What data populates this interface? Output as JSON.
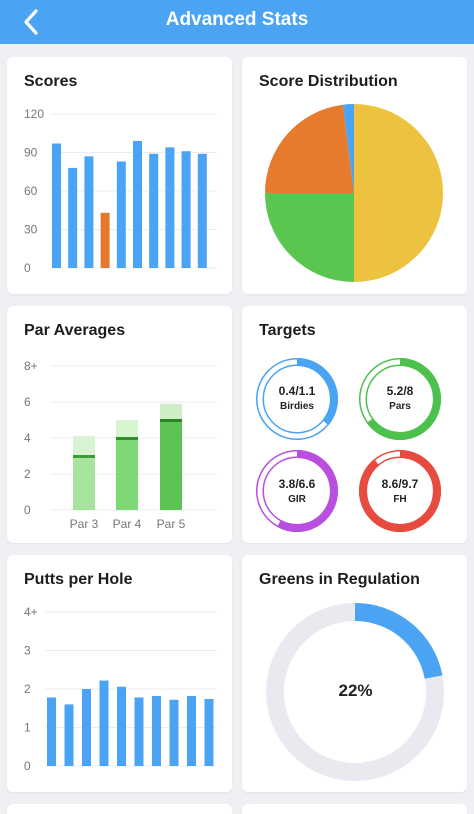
{
  "header": {
    "title": "Advanced Stats"
  },
  "colors": {
    "header": "#4aa3f3",
    "bar_blue": "#4aa3f3",
    "bar_orange": "#e4782f",
    "pie_yellow": "#ecc23e",
    "pie_green": "#59c64f",
    "pie_orange": "#e67b2e",
    "pie_blue": "#4aa3f3",
    "ring_blue": "#4aa3f3",
    "ring_green": "#4cc14e",
    "ring_purple": "#b94fde",
    "ring_red": "#e64b3f"
  },
  "scores": {
    "title": "Scores",
    "chart_data": {
      "type": "bar",
      "ylim": [
        0,
        120
      ],
      "yticks": [
        "0",
        "30",
        "60",
        "90",
        "120"
      ],
      "values": [
        97,
        78,
        87,
        43,
        83,
        99,
        89,
        94,
        91,
        89
      ],
      "highlight_index": 3
    }
  },
  "distribution": {
    "title": "Score Distribution",
    "chart_data": {
      "type": "pie",
      "slices": [
        {
          "share": 0.5,
          "color": "#ecc23e"
        },
        {
          "share": 0.25,
          "color": "#59c64f"
        },
        {
          "share": 0.23,
          "color": "#e67b2e"
        },
        {
          "share": 0.02,
          "color": "#4aa3f3"
        }
      ]
    }
  },
  "par": {
    "title": "Par Averages",
    "chart_data": {
      "type": "bar",
      "ylim": [
        0,
        8
      ],
      "yticks": [
        "0",
        "2",
        "4",
        "6",
        "8+"
      ],
      "categories": [
        "Par 3",
        "Par 4",
        "Par 5"
      ],
      "series": [
        {
          "values": [
            3.0,
            4.0,
            5.0
          ]
        },
        {
          "values": [
            4.1,
            5.0,
            5.9
          ]
        }
      ],
      "colors": [
        {
          "fill": "#a9e3a0",
          "light": "#d8f3d2",
          "line": "#3a9c35"
        },
        {
          "fill": "#7dd877",
          "light": "#d6f5cf",
          "line": "#2f8f2b"
        },
        {
          "fill": "#5ac351",
          "light": "#cdeec6",
          "line": "#2a8426"
        }
      ]
    }
  },
  "targets": {
    "title": "Targets",
    "items": [
      {
        "value": "0.4/1.1",
        "label": "Birdies",
        "color": "#4aa3f3",
        "fraction": 0.36
      },
      {
        "value": "5.2/8",
        "label": "Pars",
        "color": "#4cc14e",
        "fraction": 0.65
      },
      {
        "value": "3.8/6.6",
        "label": "GIR",
        "color": "#b94fde",
        "fraction": 0.58
      },
      {
        "value": "8.6/9.7",
        "label": "FH",
        "color": "#e64b3f",
        "fraction": 0.89
      }
    ]
  },
  "putts": {
    "title": "Putts per Hole",
    "chart_data": {
      "type": "bar",
      "ylim": [
        0,
        4
      ],
      "yticks": [
        "0",
        "1",
        "2",
        "3",
        "4+"
      ],
      "values": [
        1.78,
        1.6,
        2.0,
        2.22,
        2.06,
        1.78,
        1.82,
        1.72,
        1.82,
        1.74
      ]
    }
  },
  "gir": {
    "title": "Greens in Regulation",
    "percent_label": "22%",
    "chart_data": {
      "type": "pie",
      "value": 0.22
    }
  }
}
⁂
__REQUIRED WORK__: Write out each entry exactly as given, but skip the pictures.

__TASK RESPONSE__:
What data populates this interface? Output as JSON.
{
  "header": {
    "title": "Advanced Stats"
  },
  "colors": {
    "header": "#4aa3f3",
    "bar_blue": "#4aa3f3",
    "bar_orange": "#e4782f",
    "pie_yellow": "#ecc23e",
    "pie_green": "#59c64f",
    "pie_orange": "#e67b2e",
    "pie_blue": "#4aa3f3",
    "ring_blue": "#4aa3f3",
    "ring_green": "#4cc14e",
    "ring_purple": "#b94fde",
    "ring_red": "#e64b3f"
  },
  "scores": {
    "title": "Scores",
    "chart_data": {
      "type": "bar",
      "ylim": [
        0,
        120
      ],
      "yticks": [
        "0",
        "30",
        "60",
        "90",
        "120"
      ],
      "values": [
        97,
        78,
        87,
        43,
        83,
        99,
        89,
        94,
        91,
        89
      ],
      "highlight_index": 3
    }
  },
  "distribution": {
    "title": "Score Distribution",
    "chart_data": {
      "type": "pie",
      "slices": [
        {
          "share": 0.5,
          "color": "#ecc23e"
        },
        {
          "share": 0.25,
          "color": "#59c64f"
        },
        {
          "share": 0.23,
          "color": "#e67b2e"
        },
        {
          "share": 0.02,
          "color": "#4aa3f3"
        }
      ]
    }
  },
  "par": {
    "title": "Par Averages",
    "chart_data": {
      "type": "bar",
      "ylim": [
        0,
        8
      ],
      "yticks": [
        "0",
        "2",
        "4",
        "6",
        "8+"
      ],
      "categories": [
        "Par 3",
        "Par 4",
        "Par 5"
      ],
      "series": [
        {
          "values": [
            3.0,
            4.0,
            5.0
          ]
        },
        {
          "values": [
            4.1,
            5.0,
            5.9
          ]
        }
      ],
      "colors": [
        {
          "fill": "#a9e3a0",
          "light": "#d8f3d2",
          "line": "#3a9c35"
        },
        {
          "fill": "#7dd877",
          "light": "#d6f5cf",
          "line": "#2f8f2b"
        },
        {
          "fill": "#5ac351",
          "light": "#cdeec6",
          "line": "#2a8426"
        }
      ]
    }
  },
  "targets": {
    "title": "Targets",
    "items": [
      {
        "value": "0.4/1.1",
        "label": "Birdies",
        "color": "#4aa3f3",
        "fraction": 0.36
      },
      {
        "value": "5.2/8",
        "label": "Pars",
        "color": "#4cc14e",
        "fraction": 0.65
      },
      {
        "value": "3.8/6.6",
        "label": "GIR",
        "color": "#b94fde",
        "fraction": 0.58
      },
      {
        "value": "8.6/9.7",
        "label": "FH",
        "color": "#e64b3f",
        "fraction": 0.89
      }
    ]
  },
  "putts": {
    "title": "Putts per Hole",
    "chart_data": {
      "type": "bar",
      "ylim": [
        0,
        4
      ],
      "yticks": [
        "0",
        "1",
        "2",
        "3",
        "4+"
      ],
      "values": [
        1.78,
        1.6,
        2.0,
        2.22,
        2.06,
        1.78,
        1.82,
        1.72,
        1.82,
        1.74
      ]
    }
  },
  "gir": {
    "title": "Greens in Regulation",
    "percent_label": "22%",
    "chart_data": {
      "type": "pie",
      "value": 0.22
    }
  }
}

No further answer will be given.